# INSTRUCTION
Return all lines where the word "Colour" can be found.

# # # # # # #

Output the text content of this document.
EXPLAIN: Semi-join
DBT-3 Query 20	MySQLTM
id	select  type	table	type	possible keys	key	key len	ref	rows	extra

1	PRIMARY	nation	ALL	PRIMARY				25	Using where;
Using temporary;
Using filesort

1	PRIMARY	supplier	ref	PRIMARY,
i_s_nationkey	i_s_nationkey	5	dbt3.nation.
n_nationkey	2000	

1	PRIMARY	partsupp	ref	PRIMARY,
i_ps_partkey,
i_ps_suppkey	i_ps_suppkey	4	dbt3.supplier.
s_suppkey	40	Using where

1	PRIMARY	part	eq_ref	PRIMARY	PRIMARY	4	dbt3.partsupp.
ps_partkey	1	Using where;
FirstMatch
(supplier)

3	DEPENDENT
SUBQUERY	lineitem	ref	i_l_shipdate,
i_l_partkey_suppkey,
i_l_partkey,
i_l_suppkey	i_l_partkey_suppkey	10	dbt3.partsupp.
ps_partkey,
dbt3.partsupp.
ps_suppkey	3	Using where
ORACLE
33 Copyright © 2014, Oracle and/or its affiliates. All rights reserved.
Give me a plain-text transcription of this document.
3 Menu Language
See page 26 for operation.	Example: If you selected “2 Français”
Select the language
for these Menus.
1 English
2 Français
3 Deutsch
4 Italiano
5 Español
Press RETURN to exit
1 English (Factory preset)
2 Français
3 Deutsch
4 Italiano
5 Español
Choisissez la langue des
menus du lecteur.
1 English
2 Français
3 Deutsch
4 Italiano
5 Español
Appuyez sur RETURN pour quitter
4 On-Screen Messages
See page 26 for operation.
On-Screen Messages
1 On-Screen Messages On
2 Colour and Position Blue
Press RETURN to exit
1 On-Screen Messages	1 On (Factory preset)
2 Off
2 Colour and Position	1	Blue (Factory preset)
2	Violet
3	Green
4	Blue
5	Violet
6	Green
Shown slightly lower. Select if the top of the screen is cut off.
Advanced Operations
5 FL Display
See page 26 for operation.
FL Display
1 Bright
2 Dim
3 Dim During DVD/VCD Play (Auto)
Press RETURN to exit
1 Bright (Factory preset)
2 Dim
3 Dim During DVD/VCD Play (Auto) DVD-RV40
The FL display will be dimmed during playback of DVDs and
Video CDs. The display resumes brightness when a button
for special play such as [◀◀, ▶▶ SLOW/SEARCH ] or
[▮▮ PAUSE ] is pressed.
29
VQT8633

# # # # # # #

# SOLUTION
2 Colour and Position Blue
2 Colour and Position	1	Blue (Factory preset)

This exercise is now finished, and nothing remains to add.